___ RECORDS PROVIDED

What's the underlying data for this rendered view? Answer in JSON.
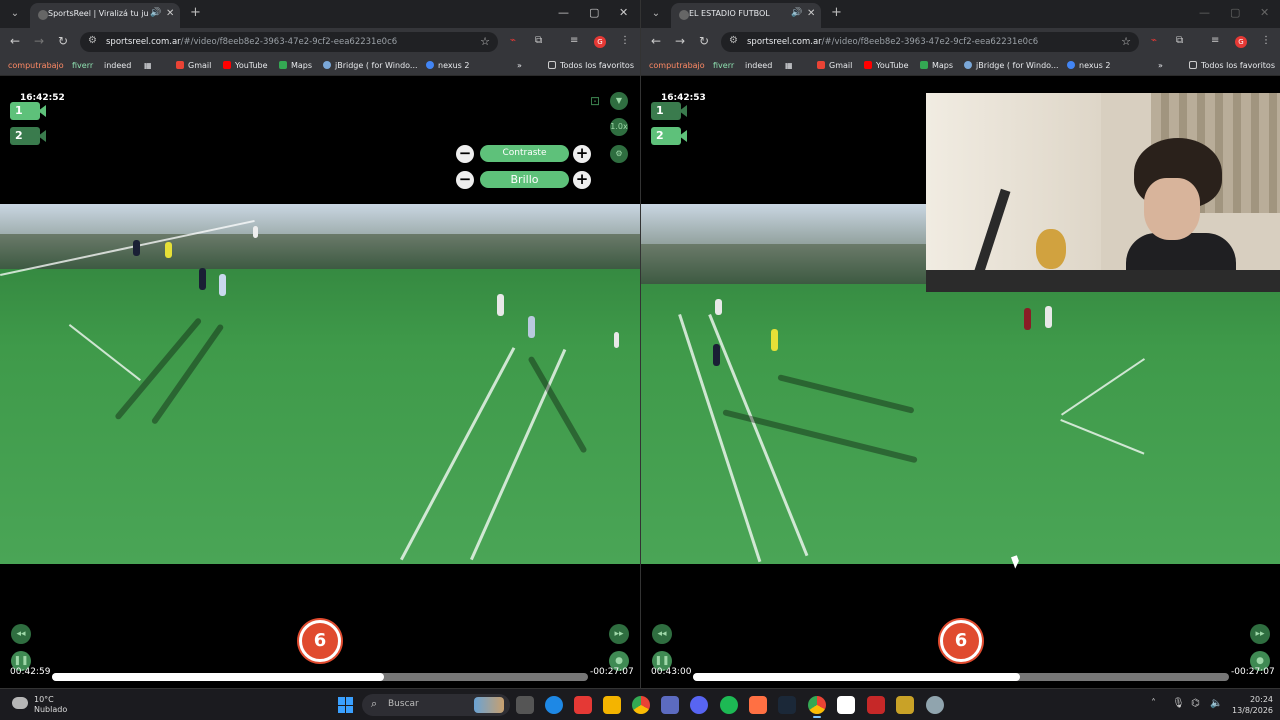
{
  "left_window": {
    "tab": {
      "title": "SportsReel | Viralizá tu juego",
      "audio_icon": "speaker-icon",
      "close": "✕"
    },
    "url": {
      "host": "sportsreel.com.ar",
      "path": "/#/video/f8eeb8e2-3963-47e2-9cf2-eea62231e0c6"
    },
    "bookmarks": [
      "computrabajo",
      "fiverr",
      "indeed",
      "Gmail",
      "YouTube",
      "Maps",
      "jBridge ( for Windo...",
      "nexus 2"
    ],
    "bookmarks_more": "»",
    "all_favorites": "Todos los favoritos",
    "clock": "16:42:52",
    "cam1": "1",
    "cam2": "2",
    "contrast_label": "Contraste",
    "brightness_label": "Brillo",
    "speed_label": "1.0x",
    "time_current": "00:42:59",
    "time_remaining": "-00:27:07",
    "progress": 0.62
  },
  "right_window": {
    "tab": {
      "title": "EL ESTADIO FUTBOL",
      "audio_icon": "speaker-icon",
      "close": "✕"
    },
    "url": {
      "host": "sportsreel.com.ar",
      "path": "/#/video/f8eeb8e2-3963-47e2-9cf2-eea62231e0c6"
    },
    "bookmarks": [
      "computrabajo",
      "fiverr",
      "indeed",
      "Gmail",
      "YouTube",
      "Maps",
      "jBridge ( for Windo...",
      "nexus 2"
    ],
    "bookmarks_more": "»",
    "all_favorites": "Todos los favoritos",
    "clock": "16:42:53",
    "cam1": "1",
    "cam2": "2",
    "time_current": "00:43:00",
    "time_remaining": "-00:27:07",
    "progress": 0.61
  },
  "taskbar": {
    "weather_temp": "10°C",
    "weather_desc": "Nublado",
    "search_placeholder": "Buscar",
    "time": "20:24",
    "date": "13/8/2026"
  },
  "colors": {
    "accent_green": "#5ec17a",
    "dark_green": "#2f6e40",
    "play_red": "#e04b2f",
    "browser_dark": "#202124",
    "browser_toolbar": "#35363a"
  }
}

______

YOUR OBJECTIVE:
Give back the whole listing exactly; no pictures.

EXPECTED OUTPUT:
What's the underlying data for this rendered view? Answer in JSON.
{
  "left_window": {
    "tab": {
      "title": "SportsReel | Viralizá tu juego",
      "audio_icon": "speaker-icon",
      "close": "✕"
    },
    "url": {
      "host": "sportsreel.com.ar",
      "path": "/#/video/f8eeb8e2-3963-47e2-9cf2-eea62231e0c6"
    },
    "bookmarks": [
      "computrabajo",
      "fiverr",
      "indeed",
      "Gmail",
      "YouTube",
      "Maps",
      "jBridge ( for Windo...",
      "nexus 2"
    ],
    "bookmarks_more": "»",
    "all_favorites": "Todos los favoritos",
    "clock": "16:42:52",
    "cam1": "1",
    "cam2": "2",
    "contrast_label": "Contraste",
    "brightness_label": "Brillo",
    "speed_label": "1.0x",
    "time_current": "00:42:59",
    "time_remaining": "-00:27:07",
    "progress": 0.62
  },
  "right_window": {
    "tab": {
      "title": "EL ESTADIO FUTBOL",
      "audio_icon": "speaker-icon",
      "close": "✕"
    },
    "url": {
      "host": "sportsreel.com.ar",
      "path": "/#/video/f8eeb8e2-3963-47e2-9cf2-eea62231e0c6"
    },
    "bookmarks": [
      "computrabajo",
      "fiverr",
      "indeed",
      "Gmail",
      "YouTube",
      "Maps",
      "jBridge ( for Windo...",
      "nexus 2"
    ],
    "bookmarks_more": "»",
    "all_favorites": "Todos los favoritos",
    "clock": "16:42:53",
    "cam1": "1",
    "cam2": "2",
    "time_current": "00:43:00",
    "time_remaining": "-00:27:07",
    "progress": 0.61
  },
  "taskbar": {
    "weather_temp": "10°C",
    "weather_desc": "Nublado",
    "search_placeholder": "Buscar",
    "time": "20:24",
    "date": "13/8/2026"
  },
  "colors": {
    "accent_green": "#5ec17a",
    "dark_green": "#2f6e40",
    "play_red": "#e04b2f",
    "browser_dark": "#202124",
    "browser_toolbar": "#35363a"
  }
}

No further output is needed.